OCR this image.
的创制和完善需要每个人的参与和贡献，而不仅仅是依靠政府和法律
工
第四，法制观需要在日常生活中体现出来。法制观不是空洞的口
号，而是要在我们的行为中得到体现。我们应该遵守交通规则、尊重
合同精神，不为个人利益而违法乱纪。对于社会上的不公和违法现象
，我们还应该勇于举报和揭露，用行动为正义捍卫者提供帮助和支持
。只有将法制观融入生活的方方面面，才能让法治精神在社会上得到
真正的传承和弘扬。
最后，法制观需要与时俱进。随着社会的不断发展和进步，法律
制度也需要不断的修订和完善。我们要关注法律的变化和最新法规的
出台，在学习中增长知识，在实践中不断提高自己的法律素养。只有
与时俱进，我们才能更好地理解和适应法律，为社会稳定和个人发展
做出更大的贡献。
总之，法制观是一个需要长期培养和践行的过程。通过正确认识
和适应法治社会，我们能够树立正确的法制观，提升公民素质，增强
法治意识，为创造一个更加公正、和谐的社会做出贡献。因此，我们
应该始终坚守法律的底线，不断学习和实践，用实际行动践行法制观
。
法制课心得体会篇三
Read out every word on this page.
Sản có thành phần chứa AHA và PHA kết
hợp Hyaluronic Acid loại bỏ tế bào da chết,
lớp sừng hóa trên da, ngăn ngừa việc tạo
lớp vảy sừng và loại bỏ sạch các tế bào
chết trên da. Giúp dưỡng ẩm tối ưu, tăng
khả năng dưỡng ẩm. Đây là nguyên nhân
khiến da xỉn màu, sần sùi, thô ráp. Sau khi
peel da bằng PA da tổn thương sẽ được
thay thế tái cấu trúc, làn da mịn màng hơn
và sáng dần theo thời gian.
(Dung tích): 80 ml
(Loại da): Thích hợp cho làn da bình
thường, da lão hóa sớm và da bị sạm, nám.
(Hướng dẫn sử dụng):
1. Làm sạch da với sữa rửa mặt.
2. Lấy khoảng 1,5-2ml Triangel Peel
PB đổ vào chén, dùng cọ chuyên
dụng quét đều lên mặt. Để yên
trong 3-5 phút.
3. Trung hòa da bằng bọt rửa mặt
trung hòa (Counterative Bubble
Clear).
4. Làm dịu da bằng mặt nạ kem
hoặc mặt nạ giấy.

DO THIS →
How many lines of the records contain the string "trên"? Respond with the number alone.

CORRECT ANSWER →
2